* [Task description] Reproduce each line from the records that holds "SDTVAR".

* [Data for processing]
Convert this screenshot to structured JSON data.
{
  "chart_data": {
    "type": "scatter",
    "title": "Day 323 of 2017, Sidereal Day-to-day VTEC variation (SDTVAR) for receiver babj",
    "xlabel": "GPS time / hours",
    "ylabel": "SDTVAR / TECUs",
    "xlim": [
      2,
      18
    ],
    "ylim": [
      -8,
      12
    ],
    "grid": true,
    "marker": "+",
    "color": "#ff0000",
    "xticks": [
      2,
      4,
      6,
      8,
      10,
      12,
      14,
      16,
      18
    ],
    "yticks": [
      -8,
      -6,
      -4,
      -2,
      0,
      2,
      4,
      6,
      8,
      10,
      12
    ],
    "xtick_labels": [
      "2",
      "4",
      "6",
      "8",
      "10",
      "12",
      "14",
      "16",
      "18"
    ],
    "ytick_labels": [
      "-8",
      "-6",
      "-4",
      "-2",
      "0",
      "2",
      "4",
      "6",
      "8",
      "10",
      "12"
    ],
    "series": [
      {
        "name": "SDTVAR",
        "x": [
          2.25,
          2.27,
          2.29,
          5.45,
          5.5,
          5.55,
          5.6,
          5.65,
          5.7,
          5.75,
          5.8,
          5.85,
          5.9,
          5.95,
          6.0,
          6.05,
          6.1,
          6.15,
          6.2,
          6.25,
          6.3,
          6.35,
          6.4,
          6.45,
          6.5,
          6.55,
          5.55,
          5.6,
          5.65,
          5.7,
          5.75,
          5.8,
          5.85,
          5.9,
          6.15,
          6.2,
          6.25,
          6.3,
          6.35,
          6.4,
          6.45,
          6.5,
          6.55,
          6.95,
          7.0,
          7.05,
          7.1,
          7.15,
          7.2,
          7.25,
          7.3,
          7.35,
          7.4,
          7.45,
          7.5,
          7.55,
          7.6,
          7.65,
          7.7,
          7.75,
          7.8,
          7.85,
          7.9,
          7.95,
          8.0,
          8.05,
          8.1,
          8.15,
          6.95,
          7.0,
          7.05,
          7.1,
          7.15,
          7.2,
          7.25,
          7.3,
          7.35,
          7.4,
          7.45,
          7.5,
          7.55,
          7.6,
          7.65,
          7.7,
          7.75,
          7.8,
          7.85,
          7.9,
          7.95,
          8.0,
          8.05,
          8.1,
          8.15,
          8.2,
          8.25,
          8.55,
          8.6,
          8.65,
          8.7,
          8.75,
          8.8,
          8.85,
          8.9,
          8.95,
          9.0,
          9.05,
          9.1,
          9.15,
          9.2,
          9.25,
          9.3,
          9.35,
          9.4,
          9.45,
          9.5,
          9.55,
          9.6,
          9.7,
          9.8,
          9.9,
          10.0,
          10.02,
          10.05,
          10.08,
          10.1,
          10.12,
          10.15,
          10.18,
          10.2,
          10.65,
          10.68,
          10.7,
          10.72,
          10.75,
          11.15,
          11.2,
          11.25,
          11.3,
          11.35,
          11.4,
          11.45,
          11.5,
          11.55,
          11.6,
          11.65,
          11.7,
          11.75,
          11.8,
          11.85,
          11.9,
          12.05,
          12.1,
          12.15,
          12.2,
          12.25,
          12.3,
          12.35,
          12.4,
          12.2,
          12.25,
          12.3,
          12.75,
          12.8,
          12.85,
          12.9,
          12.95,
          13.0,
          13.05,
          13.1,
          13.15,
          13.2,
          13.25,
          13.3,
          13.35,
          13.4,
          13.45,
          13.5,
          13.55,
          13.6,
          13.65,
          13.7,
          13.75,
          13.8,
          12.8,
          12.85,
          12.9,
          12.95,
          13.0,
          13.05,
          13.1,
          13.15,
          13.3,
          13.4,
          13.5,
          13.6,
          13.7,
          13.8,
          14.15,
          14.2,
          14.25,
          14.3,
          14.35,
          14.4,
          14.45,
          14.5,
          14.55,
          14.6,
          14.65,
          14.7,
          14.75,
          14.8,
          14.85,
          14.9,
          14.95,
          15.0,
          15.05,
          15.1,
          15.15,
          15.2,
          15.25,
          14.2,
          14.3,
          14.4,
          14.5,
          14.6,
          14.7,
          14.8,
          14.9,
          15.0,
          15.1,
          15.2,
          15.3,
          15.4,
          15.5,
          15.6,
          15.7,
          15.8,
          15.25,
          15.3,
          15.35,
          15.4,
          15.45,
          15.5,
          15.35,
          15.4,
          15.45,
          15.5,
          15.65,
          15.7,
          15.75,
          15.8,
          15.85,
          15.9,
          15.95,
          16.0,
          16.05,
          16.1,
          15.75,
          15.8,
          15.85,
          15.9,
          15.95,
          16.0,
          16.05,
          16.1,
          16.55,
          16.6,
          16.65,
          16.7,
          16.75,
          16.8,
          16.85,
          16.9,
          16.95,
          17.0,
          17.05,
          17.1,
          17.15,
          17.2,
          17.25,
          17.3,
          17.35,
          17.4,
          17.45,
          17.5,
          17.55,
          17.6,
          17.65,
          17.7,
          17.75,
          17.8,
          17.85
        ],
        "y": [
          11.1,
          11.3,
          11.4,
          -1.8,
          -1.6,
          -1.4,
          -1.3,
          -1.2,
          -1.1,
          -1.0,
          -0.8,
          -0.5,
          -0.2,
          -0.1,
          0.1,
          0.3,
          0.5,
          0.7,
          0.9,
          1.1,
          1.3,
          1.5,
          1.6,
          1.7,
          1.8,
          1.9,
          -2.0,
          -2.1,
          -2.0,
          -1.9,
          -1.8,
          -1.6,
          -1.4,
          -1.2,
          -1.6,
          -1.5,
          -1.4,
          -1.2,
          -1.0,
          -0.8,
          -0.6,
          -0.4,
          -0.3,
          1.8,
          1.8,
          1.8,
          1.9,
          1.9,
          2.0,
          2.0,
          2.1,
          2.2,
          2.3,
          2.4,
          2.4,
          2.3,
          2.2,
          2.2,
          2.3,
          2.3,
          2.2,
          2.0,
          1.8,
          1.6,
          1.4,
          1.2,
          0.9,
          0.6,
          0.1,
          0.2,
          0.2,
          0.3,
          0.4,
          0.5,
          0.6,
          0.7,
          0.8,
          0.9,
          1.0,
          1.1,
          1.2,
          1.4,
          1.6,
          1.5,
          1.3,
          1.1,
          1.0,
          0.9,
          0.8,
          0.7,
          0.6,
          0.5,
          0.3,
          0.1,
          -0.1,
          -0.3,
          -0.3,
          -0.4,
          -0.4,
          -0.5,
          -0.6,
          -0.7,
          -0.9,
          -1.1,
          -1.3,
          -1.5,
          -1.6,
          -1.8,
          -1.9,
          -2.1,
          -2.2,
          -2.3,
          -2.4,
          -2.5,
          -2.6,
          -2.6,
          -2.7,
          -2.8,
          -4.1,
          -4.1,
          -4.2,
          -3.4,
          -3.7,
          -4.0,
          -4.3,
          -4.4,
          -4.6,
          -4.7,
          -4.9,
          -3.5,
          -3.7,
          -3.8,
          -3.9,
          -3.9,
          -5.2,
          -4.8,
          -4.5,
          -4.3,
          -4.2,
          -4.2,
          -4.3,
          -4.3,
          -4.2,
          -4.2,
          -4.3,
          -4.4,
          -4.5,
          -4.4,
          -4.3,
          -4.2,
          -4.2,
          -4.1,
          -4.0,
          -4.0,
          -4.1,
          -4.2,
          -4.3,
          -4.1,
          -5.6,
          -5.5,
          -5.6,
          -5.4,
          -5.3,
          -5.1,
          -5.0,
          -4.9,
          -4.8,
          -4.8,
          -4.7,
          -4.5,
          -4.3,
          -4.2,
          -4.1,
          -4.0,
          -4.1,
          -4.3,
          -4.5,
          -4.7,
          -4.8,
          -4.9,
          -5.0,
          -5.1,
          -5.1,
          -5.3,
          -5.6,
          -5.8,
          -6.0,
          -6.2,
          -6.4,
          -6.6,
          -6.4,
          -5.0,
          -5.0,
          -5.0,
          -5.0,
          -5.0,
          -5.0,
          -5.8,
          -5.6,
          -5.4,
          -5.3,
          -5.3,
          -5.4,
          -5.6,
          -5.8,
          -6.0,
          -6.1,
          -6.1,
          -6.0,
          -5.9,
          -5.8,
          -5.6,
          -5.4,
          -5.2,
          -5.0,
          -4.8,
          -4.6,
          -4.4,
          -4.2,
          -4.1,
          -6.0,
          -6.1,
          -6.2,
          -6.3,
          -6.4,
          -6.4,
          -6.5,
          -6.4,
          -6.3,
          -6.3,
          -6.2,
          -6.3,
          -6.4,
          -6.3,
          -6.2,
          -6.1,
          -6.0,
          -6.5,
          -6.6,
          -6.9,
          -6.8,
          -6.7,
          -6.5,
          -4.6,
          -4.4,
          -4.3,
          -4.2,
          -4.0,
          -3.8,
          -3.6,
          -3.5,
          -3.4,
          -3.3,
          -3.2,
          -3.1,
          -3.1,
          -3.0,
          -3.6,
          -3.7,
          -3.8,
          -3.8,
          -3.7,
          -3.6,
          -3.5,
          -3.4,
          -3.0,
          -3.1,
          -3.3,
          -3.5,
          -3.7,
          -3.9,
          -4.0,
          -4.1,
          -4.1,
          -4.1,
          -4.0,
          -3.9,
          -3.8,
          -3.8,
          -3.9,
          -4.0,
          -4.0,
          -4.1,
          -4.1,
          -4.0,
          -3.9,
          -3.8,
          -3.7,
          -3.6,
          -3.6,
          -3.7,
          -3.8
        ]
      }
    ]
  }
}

* [Exercise response]
    "title": "Day 323 of 2017, Sidereal Day-to-day VTEC variation (SDTVAR) for receiver babj",
    "ylabel": "SDTVAR / TECUs",
        "name": "SDTVAR",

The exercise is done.